* _DATA FOR PROCESSING_

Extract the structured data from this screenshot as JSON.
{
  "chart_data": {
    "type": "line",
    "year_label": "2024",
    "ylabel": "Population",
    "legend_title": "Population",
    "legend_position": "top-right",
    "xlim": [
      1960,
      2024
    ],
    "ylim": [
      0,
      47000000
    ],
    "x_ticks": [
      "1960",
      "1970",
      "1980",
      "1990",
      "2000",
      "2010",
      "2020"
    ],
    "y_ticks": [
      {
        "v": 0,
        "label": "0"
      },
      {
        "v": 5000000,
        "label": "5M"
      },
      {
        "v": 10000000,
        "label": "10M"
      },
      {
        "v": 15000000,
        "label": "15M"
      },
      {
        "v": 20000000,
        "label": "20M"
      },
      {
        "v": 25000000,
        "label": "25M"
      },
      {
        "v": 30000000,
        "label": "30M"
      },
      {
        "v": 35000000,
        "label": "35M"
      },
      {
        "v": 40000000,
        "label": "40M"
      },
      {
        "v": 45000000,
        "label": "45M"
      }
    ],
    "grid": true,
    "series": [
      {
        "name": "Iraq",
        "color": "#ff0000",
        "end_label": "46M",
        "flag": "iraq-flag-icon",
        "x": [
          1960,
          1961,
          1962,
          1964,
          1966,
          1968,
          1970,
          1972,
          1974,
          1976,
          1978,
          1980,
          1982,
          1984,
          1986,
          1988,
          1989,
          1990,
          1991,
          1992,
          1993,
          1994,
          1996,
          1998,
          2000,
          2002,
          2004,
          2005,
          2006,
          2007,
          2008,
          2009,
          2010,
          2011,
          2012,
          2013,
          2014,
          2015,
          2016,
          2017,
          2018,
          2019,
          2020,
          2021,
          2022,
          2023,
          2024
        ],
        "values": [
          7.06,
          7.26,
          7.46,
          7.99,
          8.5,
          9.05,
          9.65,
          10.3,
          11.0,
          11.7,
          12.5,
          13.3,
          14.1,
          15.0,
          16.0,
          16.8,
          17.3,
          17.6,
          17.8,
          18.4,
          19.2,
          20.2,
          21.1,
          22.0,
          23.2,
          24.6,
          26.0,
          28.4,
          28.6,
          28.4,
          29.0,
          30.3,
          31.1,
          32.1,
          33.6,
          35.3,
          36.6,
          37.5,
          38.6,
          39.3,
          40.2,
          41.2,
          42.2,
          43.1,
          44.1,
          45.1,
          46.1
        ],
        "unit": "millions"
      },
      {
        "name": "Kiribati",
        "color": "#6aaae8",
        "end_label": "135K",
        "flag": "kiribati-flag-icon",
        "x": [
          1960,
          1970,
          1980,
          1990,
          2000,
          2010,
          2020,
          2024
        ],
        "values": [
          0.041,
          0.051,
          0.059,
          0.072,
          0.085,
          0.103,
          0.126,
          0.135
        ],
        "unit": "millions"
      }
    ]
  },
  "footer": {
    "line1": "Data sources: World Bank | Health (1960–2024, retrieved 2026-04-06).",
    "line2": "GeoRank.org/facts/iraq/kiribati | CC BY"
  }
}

* _THE EXERCISE_
Every entry should be printed again exactly as written.

* _OUTPUT FOR THIS TASK_
Extract the structured data from this screenshot as JSON.
{
  "chart_data": {
    "type": "line",
    "year_label": "2024",
    "ylabel": "Population",
    "legend_title": "Population",
    "legend_position": "top-right",
    "xlim": [
      1960,
      2024
    ],
    "ylim": [
      0,
      47000000
    ],
    "x_ticks": [
      "1960",
      "1970",
      "1980",
      "1990",
      "2000",
      "2010",
      "2020"
    ],
    "y_ticks": [
      {
        "v": 0,
        "label": "0"
      },
      {
        "v": 5000000,
        "label": "5M"
      },
      {
        "v": 10000000,
        "label": "10M"
      },
      {
        "v": 15000000,
        "label": "15M"
      },
      {
        "v": 20000000,
        "label": "20M"
      },
      {
        "v": 25000000,
        "label": "25M"
      },
      {
        "v": 30000000,
        "label": "30M"
      },
      {
        "v": 35000000,
        "label": "35M"
      },
      {
        "v": 40000000,
        "label": "40M"
      },
      {
        "v": 45000000,
        "label": "45M"
      }
    ],
    "grid": true,
    "series": [
      {
        "name": "Iraq",
        "color": "#ff0000",
        "end_label": "46M",
        "flag": "iraq-flag-icon",
        "x": [
          1960,
          1961,
          1962,
          1964,
          1966,
          1968,
          1970,
          1972,
          1974,
          1976,
          1978,
          1980,
          1982,
          1984,
          1986,
          1988,
          1989,
          1990,
          1991,
          1992,
          1993,
          1994,
          1996,
          1998,
          2000,
          2002,
          2004,
          2005,
          2006,
          2007,
          2008,
          2009,
          2010,
          2011,
          2012,
          2013,
          2014,
          2015,
          2016,
          2017,
          2018,
          2019,
          2020,
          2021,
          2022,
          2023,
          2024
        ],
        "values": [
          7.06,
          7.26,
          7.46,
          7.99,
          8.5,
          9.05,
          9.65,
          10.3,
          11.0,
          11.7,
          12.5,
          13.3,
          14.1,
          15.0,
          16.0,
          16.8,
          17.3,
          17.6,
          17.8,
          18.4,
          19.2,
          20.2,
          21.1,
          22.0,
          23.2,
          24.6,
          26.0,
          28.4,
          28.6,
          28.4,
          29.0,
          30.3,
          31.1,
          32.1,
          33.6,
          35.3,
          36.6,
          37.5,
          38.6,
          39.3,
          40.2,
          41.2,
          42.2,
          43.1,
          44.1,
          45.1,
          46.1
        ],
        "unit": "millions"
      },
      {
        "name": "Kiribati",
        "color": "#6aaae8",
        "end_label": "135K",
        "flag": "kiribati-flag-icon",
        "x": [
          1960,
          1970,
          1980,
          1990,
          2000,
          2010,
          2020,
          2024
        ],
        "values": [
          0.041,
          0.051,
          0.059,
          0.072,
          0.085,
          0.103,
          0.126,
          0.135
        ],
        "unit": "millions"
      }
    ]
  },
  "footer": {
    "line1": "Data sources: World Bank | Health (1960–2024, retrieved 2026-04-06).",
    "line2": "GeoRank.org/facts/iraq/kiribati | CC BY"
  }
}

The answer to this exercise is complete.